▶ Instruction: For every line in the records that has the word "find", make a copy.

***** Dataset extract *****

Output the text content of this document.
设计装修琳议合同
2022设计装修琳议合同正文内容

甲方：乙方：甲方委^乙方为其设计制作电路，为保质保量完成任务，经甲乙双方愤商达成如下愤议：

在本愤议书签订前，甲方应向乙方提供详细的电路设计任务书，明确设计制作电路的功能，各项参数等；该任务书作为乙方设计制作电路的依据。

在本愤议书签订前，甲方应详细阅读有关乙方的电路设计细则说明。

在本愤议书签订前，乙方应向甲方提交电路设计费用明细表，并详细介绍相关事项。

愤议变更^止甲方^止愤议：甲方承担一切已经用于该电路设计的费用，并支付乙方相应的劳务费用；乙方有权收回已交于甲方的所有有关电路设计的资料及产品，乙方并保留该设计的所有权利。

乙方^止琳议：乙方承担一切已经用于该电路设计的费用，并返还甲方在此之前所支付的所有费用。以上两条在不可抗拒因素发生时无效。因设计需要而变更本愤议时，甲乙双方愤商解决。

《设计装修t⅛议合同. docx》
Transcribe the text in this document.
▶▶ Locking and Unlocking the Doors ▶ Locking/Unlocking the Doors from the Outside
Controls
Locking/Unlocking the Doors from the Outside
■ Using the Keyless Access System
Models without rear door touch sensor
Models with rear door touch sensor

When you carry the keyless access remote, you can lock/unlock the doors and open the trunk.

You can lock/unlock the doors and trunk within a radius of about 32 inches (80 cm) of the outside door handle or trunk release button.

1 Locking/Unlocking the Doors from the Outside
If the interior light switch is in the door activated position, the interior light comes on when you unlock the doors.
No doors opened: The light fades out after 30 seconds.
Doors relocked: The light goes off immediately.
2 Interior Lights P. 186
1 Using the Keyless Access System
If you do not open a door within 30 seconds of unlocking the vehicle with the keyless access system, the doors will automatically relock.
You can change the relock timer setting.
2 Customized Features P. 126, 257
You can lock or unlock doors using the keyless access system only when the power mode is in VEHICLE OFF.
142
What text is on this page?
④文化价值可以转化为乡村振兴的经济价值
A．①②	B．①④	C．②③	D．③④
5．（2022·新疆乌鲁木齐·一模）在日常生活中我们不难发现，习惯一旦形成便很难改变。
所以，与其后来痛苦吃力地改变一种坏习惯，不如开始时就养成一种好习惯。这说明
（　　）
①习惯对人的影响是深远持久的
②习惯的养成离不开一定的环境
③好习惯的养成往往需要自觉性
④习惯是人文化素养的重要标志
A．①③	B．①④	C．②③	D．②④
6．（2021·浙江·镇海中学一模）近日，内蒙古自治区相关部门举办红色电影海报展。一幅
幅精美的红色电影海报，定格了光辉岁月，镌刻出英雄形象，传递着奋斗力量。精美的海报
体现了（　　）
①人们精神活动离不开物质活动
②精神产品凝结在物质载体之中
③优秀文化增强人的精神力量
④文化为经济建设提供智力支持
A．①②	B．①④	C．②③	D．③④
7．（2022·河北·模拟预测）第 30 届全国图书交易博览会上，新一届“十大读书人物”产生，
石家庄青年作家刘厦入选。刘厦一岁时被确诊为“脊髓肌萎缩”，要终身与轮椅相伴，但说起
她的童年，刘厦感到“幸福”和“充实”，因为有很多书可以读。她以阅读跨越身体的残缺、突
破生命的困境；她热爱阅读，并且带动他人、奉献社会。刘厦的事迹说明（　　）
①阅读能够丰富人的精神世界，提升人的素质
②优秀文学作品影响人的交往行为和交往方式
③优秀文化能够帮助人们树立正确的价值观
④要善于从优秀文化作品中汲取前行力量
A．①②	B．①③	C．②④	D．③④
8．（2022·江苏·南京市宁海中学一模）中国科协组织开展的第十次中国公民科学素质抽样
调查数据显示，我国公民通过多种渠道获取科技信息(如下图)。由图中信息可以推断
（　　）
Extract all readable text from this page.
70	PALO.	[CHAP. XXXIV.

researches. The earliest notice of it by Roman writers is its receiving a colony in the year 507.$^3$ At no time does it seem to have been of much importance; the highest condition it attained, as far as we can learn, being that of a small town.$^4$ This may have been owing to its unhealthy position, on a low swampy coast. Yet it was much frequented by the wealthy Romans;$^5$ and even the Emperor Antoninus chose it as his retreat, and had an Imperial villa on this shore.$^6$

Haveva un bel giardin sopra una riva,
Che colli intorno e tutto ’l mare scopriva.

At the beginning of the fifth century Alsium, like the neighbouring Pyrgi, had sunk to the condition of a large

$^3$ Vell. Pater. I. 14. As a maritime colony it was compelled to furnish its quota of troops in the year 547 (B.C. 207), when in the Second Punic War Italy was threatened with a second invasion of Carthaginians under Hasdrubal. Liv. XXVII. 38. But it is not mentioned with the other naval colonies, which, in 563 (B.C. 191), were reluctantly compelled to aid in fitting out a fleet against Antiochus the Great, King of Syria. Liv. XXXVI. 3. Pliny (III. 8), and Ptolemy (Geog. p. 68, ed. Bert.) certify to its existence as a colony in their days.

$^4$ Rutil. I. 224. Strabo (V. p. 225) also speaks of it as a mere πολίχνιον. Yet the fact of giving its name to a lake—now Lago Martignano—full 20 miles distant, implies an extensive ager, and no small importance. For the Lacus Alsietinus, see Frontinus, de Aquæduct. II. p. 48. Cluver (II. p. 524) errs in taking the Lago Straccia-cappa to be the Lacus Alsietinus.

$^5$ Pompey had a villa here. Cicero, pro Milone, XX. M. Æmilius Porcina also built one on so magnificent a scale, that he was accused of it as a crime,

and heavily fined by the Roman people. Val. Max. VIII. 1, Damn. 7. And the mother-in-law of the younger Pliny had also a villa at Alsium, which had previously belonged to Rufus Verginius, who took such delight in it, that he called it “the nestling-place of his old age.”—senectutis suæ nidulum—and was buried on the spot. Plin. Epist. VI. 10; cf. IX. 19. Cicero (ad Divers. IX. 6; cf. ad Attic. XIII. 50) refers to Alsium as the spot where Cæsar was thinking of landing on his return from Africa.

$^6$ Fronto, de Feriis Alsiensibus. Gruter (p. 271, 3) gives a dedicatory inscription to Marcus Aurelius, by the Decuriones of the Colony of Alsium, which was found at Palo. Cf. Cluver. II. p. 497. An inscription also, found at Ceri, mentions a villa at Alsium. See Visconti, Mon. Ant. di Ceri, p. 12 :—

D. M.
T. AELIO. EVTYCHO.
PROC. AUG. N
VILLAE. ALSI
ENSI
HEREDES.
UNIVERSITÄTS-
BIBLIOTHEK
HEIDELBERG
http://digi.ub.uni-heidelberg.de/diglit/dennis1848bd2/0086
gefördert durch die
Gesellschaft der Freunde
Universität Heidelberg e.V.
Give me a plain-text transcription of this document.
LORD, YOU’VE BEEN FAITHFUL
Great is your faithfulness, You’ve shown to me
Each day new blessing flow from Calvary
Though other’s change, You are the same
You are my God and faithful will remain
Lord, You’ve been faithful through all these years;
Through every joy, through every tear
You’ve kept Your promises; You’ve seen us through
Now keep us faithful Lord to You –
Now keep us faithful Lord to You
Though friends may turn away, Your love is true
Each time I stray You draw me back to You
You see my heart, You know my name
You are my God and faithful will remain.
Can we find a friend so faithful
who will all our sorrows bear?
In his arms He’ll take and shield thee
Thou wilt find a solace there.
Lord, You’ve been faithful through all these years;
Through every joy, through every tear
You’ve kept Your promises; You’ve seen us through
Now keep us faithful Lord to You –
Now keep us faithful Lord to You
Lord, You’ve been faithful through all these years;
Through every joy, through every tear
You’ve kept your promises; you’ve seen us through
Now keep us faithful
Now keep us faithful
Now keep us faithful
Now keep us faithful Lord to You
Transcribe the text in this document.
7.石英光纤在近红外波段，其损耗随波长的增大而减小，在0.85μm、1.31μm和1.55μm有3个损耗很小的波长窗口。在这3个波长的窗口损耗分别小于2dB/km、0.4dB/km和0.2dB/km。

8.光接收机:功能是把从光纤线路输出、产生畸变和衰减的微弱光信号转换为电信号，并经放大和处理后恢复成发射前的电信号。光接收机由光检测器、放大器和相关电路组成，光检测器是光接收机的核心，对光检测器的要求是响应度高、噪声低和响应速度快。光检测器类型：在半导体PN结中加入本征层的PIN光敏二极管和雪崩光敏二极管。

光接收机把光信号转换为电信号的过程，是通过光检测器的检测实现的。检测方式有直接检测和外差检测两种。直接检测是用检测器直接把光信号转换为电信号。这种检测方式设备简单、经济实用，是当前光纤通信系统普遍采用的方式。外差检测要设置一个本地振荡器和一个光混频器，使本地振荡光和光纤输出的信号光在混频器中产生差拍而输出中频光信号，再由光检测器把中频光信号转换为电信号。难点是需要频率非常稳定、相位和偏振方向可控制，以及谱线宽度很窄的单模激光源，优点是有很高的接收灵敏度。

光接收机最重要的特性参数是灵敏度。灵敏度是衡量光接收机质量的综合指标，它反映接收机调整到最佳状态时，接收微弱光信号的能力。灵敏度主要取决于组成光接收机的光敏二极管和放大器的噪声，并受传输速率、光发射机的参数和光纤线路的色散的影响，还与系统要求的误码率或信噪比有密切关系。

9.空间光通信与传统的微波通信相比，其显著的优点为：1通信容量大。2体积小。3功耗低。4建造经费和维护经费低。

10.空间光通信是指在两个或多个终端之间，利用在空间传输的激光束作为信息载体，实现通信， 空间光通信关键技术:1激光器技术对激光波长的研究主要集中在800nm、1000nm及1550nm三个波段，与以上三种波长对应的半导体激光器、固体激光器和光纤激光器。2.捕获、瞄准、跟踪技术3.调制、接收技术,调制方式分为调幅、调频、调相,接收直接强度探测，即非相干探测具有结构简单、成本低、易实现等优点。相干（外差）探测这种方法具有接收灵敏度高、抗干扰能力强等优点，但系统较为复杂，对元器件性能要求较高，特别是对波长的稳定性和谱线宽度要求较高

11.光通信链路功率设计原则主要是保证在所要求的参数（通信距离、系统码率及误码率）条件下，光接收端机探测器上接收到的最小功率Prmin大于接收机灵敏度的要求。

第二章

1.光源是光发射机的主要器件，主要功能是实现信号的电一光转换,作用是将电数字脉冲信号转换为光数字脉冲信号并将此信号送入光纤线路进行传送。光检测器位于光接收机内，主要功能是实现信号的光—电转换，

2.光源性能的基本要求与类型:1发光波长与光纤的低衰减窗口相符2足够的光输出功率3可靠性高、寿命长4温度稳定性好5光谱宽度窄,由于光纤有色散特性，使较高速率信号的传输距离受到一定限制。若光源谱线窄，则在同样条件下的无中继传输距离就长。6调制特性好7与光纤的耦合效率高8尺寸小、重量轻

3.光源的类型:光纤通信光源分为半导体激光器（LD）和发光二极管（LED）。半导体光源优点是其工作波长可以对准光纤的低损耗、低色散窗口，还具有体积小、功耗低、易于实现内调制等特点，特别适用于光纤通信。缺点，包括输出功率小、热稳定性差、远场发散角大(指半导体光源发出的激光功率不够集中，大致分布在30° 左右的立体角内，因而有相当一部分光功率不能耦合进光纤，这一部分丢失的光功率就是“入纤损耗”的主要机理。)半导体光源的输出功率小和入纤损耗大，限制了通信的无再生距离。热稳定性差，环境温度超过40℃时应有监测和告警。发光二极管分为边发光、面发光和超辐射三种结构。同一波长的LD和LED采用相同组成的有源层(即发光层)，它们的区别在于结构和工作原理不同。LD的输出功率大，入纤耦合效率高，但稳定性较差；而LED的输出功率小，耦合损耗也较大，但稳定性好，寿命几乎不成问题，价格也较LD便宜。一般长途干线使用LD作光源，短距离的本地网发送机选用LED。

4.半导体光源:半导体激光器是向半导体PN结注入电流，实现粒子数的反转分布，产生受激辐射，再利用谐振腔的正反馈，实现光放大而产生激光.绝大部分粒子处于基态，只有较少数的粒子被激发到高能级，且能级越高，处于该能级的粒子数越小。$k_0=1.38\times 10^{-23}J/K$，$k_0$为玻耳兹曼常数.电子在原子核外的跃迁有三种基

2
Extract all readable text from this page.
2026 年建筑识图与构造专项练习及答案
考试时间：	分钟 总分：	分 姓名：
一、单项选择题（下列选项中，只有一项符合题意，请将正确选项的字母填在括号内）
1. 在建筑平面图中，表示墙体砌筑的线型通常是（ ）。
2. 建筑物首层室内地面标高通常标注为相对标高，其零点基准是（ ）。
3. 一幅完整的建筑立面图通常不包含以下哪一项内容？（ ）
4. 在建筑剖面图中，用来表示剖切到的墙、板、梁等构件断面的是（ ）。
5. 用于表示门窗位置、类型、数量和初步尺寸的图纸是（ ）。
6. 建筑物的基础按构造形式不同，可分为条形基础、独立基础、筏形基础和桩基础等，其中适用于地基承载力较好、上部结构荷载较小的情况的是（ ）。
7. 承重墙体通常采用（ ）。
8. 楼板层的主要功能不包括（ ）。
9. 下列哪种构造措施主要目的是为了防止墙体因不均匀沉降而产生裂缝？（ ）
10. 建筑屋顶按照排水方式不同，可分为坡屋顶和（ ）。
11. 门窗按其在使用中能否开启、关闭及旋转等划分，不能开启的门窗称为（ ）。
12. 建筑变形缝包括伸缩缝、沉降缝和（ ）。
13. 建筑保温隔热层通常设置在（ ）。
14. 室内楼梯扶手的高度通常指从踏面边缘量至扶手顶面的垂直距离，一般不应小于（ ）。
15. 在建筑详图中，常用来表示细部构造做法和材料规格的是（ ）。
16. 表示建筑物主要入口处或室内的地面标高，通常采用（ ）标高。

*****

▶ Expected answer:
Can we find a friend so faithful
Thou wilt find a solace there.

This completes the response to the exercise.